--- START ---
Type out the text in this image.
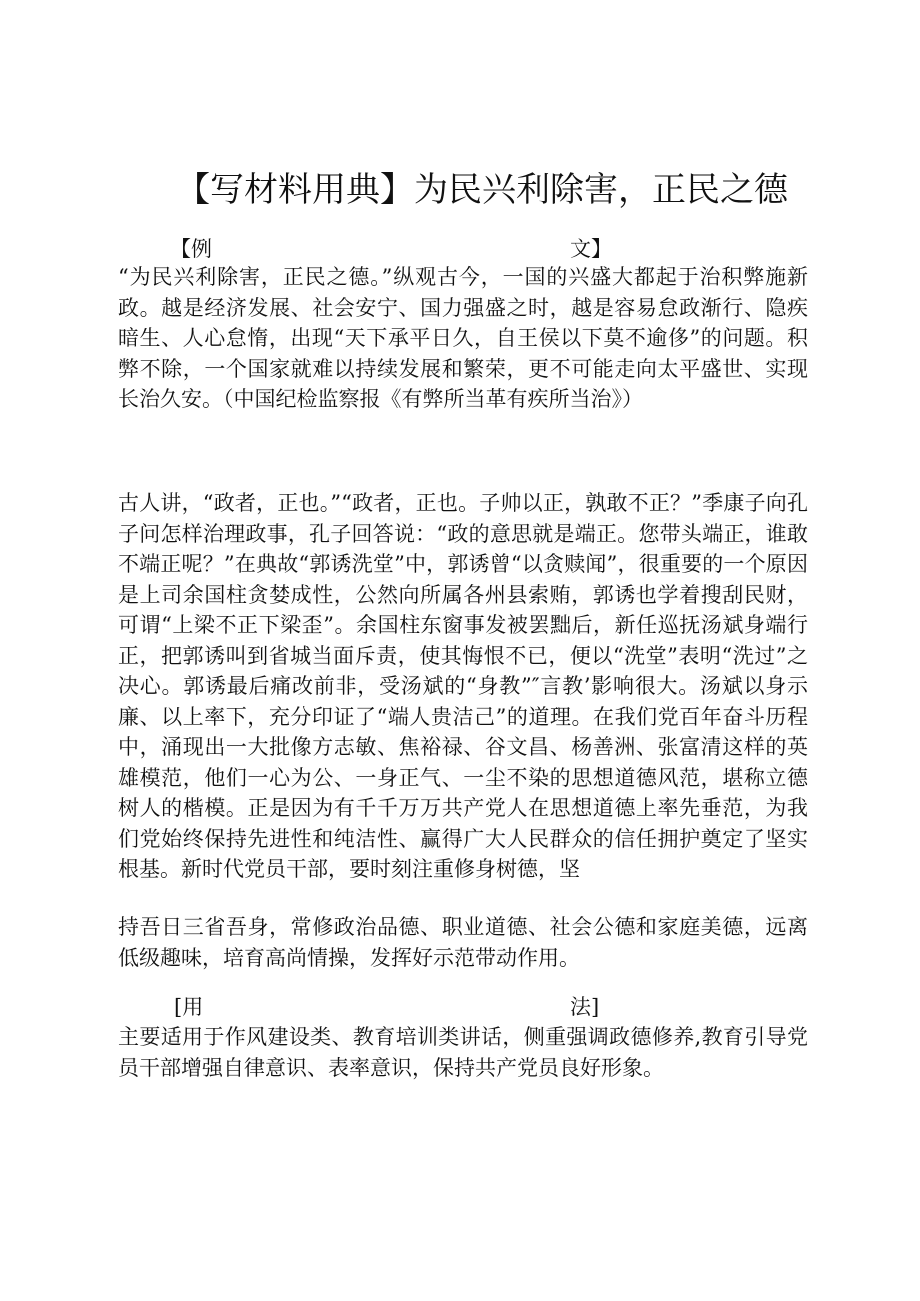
【写材料用典】为民兴利除害，正民之德
【例	文】
“为民兴利除害，正民之德。”纵观古今，一国的兴盛大都起于治积弊施新政。越是经济发展、社会安宁、国力强盛之时，越是容易怠政渐行、隐疾暗生、人心怠惰，出现“天下承平日久，自王侯以下莫不逾侈”的问题。积弊不除，一个国家就难以持续发展和繁荣，更不可能走向太平盛世、实现长治久安。（中国纪检监察报《有弊所当革有疾所当治》）
古人讲，“政者，正也。”“政者，正也。子帅以正，孰敢不正？”季康子向孔子问怎样治理政事，孔子回答说：“政的意思就是端正。您带头端正，谁敢不端正呢？”在典故“郭诱洗堂”中，郭诱曾“以贪赎闻”，很重要的一个原因是上司余国柱贪婪成性，公然向所属各州县索贿，郭诱也学着搜刮民财，可谓“上梁不正下梁歪”。余国柱东窗事发被罢黜后，新任巡抚汤斌身端行正，把郭诱叫到省城当面斥责，使其悔恨不已，便以“洗堂”表明“洗过”之决心。郭诱最后痛改前非，受汤斌的“身教”″言教’影响很大。汤斌以身示廉、以上率下，充分印证了“端人贵洁己”的道理。在我们党百年奋斗历程中，涌现出一大批像方志敏、焦裕禄、谷文昌、杨善洲、张富清这样的英雄模范，他们一心为公、一身正气、一尘不染的思想道德风范，堪称立德树人的楷模。正是因为有千千万万共产党人在思想道德上率先垂范，为我们党始终保持先进性和纯洁性、赢得广大人民群众的信任拥护奠定了坚实根基。新时代党员干部，要时刻注重修身树德，坚
持吾日三省吾身，常修政治品德、职业道德、社会公德和家庭美德，远离低级趣味，培育高尚情操，发挥好示范带动作用。
[用	法]
主要适用于作风建设类、教育培训类讲话，侧重强调政德修养,教育引导党员干部增强自律意识、表率意识，保持共产党员良好形象。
--- END ---
▶ **To be done**: Show the lines of the data that hold the word "为民兴利除害".

▶ **Answer to the problem**:
【写材料用典】为民兴利除害，正民之德
“为民兴利除害，正民之德。”纵观古今，一国的兴盛大都起于治积弊施新政。越是经济发展、社会安宁、国力强盛之时，越是容易怠政渐行、隐疾暗生、人心怠惰，出现“天下承平日久，自王侯以下莫不逾侈”的问题。积弊不除，一个国家就难以持续发展和繁荣，更不可能走向太平盛世、实现长治久安。（中国纪检监察报《有弊所当革有疾所当治》）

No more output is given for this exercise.